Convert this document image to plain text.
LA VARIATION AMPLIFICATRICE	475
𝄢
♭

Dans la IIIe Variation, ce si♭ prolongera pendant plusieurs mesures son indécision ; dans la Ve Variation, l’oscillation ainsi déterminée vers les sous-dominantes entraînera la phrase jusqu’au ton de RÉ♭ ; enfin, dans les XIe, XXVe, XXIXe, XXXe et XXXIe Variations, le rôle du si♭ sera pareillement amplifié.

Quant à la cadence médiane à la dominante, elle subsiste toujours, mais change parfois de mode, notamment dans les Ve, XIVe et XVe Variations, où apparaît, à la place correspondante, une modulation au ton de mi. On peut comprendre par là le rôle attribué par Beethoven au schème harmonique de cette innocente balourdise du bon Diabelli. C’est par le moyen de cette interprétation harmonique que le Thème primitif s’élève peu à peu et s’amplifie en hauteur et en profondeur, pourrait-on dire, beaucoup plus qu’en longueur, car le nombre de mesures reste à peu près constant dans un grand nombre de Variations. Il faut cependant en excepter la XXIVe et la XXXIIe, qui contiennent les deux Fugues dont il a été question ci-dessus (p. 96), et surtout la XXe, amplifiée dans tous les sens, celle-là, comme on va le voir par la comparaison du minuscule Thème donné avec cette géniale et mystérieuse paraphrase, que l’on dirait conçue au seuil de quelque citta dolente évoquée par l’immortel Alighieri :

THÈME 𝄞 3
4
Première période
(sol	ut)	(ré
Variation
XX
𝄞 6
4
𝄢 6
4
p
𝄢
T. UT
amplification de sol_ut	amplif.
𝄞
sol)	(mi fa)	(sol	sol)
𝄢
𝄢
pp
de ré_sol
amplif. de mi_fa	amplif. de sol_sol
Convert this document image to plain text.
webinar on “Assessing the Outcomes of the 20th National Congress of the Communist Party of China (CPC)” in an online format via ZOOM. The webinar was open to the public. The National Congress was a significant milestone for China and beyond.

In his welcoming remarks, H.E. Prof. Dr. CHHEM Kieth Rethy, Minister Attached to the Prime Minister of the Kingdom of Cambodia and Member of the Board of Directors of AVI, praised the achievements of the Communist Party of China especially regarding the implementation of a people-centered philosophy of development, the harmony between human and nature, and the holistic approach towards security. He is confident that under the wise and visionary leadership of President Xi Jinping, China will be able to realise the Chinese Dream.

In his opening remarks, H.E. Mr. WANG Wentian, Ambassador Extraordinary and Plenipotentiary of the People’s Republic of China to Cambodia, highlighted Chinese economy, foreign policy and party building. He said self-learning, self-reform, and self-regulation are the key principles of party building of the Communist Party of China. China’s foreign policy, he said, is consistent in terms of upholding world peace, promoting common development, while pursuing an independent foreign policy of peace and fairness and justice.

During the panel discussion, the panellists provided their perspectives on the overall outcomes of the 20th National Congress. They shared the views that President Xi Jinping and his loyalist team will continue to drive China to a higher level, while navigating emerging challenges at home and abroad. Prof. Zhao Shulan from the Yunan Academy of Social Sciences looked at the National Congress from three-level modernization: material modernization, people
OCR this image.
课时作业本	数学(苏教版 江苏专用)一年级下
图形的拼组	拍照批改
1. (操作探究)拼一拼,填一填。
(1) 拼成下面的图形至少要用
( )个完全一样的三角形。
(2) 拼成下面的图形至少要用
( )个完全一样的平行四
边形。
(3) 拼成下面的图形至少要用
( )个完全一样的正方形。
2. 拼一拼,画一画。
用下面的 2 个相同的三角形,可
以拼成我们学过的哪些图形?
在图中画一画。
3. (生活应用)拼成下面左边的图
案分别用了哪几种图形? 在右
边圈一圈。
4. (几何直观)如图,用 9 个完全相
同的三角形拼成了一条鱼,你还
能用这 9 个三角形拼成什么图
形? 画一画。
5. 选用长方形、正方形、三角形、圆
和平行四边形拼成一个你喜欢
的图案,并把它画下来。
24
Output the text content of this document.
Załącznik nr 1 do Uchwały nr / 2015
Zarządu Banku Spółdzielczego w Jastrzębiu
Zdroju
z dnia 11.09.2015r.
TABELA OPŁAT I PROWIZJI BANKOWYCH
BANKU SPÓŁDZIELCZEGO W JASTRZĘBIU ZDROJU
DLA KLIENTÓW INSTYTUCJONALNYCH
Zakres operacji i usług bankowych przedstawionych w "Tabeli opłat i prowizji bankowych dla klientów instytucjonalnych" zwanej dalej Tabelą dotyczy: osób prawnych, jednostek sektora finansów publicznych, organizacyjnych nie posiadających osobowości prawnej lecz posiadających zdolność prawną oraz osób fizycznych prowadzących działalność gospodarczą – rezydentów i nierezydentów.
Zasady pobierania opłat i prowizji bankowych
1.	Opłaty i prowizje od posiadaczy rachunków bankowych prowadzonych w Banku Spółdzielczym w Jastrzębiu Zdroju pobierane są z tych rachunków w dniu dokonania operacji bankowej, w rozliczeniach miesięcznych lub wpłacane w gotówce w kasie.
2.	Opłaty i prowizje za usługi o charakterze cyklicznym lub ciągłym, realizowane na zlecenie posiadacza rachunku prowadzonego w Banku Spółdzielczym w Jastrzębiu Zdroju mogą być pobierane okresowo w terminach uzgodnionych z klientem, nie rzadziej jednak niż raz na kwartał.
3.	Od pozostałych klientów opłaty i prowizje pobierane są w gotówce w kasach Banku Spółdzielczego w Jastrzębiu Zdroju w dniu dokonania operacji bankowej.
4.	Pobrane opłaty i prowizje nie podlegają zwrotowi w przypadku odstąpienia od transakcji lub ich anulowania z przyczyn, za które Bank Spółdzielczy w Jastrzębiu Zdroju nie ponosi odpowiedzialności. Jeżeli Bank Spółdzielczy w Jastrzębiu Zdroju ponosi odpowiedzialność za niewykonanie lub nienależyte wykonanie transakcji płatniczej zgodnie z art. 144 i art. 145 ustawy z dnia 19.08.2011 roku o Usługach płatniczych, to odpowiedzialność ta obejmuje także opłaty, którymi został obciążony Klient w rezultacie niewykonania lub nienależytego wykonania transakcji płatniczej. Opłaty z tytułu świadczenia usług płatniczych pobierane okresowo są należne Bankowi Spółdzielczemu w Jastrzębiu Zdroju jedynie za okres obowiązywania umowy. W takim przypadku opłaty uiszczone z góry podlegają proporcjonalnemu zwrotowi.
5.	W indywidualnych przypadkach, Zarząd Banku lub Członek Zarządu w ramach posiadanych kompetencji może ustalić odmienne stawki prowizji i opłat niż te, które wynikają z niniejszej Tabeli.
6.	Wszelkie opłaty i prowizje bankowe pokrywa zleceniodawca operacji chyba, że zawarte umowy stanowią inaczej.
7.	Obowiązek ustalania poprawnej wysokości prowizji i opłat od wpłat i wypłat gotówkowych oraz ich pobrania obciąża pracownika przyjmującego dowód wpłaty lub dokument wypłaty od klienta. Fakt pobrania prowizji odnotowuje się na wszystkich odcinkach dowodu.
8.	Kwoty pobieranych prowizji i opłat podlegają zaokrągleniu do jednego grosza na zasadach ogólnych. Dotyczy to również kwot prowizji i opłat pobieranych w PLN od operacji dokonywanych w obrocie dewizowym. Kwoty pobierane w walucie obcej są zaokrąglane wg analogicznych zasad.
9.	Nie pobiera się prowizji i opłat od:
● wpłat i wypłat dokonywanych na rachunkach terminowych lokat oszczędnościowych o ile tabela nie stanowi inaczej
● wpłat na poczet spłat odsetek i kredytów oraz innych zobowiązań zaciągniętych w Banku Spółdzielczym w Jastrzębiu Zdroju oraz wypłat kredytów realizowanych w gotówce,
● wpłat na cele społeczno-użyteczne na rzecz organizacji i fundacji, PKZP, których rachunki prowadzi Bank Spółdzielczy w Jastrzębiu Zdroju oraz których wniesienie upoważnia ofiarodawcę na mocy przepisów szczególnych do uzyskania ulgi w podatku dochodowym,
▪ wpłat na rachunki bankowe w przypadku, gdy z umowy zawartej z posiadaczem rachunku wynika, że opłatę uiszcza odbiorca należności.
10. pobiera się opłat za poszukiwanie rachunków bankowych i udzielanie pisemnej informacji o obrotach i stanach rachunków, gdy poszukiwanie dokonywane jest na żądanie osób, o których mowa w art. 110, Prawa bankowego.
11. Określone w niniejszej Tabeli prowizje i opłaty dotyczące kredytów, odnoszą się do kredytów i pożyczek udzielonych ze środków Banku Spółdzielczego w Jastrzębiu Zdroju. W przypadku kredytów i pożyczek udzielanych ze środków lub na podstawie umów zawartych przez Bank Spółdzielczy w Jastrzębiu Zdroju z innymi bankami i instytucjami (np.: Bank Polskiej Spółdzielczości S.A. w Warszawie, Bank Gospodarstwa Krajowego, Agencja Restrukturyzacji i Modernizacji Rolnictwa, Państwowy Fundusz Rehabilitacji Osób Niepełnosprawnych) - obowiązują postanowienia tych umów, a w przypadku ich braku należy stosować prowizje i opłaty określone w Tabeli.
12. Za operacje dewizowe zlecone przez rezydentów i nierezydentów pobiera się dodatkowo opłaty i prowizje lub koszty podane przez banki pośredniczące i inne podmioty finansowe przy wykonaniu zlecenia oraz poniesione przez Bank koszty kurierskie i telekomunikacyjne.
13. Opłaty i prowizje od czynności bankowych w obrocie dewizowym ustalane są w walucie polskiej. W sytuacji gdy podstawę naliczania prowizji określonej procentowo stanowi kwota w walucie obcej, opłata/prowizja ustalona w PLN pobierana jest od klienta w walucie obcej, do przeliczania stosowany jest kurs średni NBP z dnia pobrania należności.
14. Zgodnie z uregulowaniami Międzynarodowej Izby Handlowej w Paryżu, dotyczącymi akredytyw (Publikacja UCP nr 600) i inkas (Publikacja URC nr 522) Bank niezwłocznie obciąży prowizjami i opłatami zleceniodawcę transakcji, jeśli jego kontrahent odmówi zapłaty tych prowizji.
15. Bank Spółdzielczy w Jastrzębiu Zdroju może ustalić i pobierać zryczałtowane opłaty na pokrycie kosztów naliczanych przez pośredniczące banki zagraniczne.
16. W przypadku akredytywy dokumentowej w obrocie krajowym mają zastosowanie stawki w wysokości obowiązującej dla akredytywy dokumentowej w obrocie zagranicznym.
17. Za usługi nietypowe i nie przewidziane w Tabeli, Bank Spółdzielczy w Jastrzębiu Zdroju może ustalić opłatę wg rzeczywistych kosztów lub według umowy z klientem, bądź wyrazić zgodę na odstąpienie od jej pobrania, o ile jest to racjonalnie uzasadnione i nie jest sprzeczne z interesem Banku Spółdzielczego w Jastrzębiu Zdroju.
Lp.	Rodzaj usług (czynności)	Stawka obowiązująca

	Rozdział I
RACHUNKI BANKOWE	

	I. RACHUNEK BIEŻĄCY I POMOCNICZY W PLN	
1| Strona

------

WHAT THIS TASK INVOLVES
Work out the number of lines above that include the string "czynności" and write only that number.

OUTPUT FOR THIS TASK
2